Passage provided:
Well, whatever it is, I made some up last night, rather spur of the moment, and it turned out good!
5 or 6 tomatoes, peeled, sort of seeded
1/2 large vidalia onion
1/2 jalapeno, seeded, chopped fine
juice from 1/2 lemon (didn’t have a lime)
parsley (wishing for a cilantro plant right then)
OK, so what IS it? Pico or salsa?
From my wee bit of research, pico de gallo means “beak of the rooster”. Seems appropriate around here and I’m sure Jethro would be proud. Picos are generally served fresh and are not cooked or roasted. Salsas are cooked or roasted and will keep much longer. Picos are salsa, but not all salsa is a pico. The ingredients in either are essentially the same. There are tons of pico and salsa recipes on the ‘net with many creative versions including fruits & other veggies, beans, seafood, olives, you name it, it has probably been thrown in a salsa somewhere. My version is probably too heavy on the tomatoes to be considered a true pico, but what is a girl to do when handed a box full of juicy ripe garden fresh tomatoes?
I would love to throw this pico into a bowl of mushed avocados. I love avocados, but for some reason, they hate me.
For your futher perusing: Tex-Mex Dictionary
Oh look, where does the time go…its LUNCH time!

Given information:

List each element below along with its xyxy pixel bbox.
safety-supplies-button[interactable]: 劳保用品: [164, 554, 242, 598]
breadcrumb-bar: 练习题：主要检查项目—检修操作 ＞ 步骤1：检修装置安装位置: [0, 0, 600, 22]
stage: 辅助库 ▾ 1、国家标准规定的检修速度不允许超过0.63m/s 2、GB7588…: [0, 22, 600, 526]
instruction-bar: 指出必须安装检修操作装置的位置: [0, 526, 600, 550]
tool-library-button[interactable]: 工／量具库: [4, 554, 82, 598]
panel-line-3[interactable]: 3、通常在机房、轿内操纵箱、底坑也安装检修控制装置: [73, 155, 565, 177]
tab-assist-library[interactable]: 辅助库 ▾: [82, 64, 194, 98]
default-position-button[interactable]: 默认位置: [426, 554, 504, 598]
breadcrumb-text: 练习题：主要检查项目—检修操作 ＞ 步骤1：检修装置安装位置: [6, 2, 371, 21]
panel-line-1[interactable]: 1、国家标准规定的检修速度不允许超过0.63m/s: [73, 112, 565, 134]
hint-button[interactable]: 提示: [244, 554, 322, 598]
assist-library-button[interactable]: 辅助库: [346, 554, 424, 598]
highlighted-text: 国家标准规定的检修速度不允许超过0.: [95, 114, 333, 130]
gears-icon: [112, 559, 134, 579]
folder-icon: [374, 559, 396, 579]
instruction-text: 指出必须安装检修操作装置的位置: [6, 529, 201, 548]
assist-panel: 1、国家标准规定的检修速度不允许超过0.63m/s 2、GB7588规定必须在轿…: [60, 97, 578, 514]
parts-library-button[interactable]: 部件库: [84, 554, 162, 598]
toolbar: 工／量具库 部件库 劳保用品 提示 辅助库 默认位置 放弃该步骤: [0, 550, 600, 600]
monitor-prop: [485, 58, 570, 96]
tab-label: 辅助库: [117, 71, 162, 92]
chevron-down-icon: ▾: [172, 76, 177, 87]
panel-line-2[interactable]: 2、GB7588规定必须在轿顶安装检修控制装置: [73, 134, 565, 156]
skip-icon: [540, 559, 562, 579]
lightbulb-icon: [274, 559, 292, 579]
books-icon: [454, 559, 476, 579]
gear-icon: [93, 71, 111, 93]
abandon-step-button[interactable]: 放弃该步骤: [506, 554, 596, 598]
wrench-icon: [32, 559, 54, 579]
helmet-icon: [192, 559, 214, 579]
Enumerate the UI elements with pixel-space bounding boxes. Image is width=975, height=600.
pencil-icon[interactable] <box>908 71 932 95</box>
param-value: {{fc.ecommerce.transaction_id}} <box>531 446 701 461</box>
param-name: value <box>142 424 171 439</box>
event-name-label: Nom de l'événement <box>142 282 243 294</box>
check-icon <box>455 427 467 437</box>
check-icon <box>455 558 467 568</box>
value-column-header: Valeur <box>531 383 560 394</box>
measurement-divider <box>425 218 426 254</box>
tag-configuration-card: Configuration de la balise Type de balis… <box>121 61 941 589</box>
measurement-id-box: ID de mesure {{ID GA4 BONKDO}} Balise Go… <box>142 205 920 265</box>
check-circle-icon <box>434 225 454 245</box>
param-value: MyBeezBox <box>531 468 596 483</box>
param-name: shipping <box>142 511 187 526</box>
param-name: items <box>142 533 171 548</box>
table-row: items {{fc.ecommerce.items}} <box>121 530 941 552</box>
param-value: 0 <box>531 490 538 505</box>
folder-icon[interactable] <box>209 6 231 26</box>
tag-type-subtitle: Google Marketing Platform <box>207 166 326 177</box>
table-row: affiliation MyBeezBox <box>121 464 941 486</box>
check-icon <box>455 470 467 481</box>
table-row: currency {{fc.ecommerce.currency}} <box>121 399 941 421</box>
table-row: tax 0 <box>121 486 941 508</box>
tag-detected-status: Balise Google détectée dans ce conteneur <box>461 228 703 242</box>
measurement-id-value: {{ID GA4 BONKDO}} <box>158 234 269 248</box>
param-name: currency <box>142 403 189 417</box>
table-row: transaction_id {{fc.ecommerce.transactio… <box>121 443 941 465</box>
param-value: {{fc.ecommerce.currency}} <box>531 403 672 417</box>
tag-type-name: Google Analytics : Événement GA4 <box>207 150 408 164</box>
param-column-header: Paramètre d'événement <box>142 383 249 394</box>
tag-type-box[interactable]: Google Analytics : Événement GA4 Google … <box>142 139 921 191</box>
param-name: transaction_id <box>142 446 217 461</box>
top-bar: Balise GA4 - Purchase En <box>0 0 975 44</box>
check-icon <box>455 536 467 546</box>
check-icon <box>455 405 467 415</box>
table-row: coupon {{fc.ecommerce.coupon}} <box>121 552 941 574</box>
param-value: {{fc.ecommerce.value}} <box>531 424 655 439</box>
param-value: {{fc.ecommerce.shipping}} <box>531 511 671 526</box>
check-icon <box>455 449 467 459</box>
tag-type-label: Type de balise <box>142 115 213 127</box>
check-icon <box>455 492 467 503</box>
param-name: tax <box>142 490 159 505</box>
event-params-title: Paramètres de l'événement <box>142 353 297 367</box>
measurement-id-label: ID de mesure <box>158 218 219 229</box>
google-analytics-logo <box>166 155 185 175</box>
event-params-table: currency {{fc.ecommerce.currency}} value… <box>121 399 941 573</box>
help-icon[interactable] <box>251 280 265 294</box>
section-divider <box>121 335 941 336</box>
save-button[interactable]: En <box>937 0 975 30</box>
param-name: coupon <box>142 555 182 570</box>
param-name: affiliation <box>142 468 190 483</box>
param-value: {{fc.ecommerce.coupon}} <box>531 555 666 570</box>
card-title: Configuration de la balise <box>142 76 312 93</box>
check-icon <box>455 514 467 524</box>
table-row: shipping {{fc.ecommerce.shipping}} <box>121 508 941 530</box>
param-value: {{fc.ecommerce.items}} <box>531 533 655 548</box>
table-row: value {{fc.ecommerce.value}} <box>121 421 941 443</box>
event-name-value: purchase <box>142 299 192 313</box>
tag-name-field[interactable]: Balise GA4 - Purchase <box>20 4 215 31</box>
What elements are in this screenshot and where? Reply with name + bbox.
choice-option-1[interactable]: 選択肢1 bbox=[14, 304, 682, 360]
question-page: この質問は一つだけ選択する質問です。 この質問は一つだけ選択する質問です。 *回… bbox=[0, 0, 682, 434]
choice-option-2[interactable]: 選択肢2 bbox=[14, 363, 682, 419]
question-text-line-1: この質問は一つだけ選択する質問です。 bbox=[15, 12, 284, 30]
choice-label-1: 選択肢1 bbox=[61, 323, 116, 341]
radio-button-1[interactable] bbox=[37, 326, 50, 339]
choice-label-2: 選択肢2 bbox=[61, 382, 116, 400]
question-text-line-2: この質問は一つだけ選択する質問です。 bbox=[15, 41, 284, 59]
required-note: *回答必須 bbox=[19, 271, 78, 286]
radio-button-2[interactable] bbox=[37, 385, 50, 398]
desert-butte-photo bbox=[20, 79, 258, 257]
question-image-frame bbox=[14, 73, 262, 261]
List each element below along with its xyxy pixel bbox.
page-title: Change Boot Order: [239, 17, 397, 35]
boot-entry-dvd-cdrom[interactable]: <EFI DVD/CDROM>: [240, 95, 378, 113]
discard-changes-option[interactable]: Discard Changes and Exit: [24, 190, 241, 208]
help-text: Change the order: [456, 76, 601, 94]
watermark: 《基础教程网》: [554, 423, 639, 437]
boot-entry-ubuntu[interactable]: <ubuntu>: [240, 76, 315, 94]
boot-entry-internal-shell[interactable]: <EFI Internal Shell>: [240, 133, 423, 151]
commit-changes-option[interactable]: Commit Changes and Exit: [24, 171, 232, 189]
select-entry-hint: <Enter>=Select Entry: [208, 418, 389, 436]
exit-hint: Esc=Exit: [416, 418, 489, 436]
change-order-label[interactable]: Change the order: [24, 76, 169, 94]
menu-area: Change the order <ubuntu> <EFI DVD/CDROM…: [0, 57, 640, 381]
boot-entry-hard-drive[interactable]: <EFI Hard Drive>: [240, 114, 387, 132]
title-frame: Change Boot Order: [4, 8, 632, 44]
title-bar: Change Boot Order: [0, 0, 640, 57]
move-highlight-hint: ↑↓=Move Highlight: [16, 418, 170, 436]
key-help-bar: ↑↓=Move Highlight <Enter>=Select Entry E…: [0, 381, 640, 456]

Work to be completed:
In the pico and salsa post, what does "pico de gallo" mean? This listing comes from a different source than the pico and salsa post.

Answer space:
Beak of the rooster.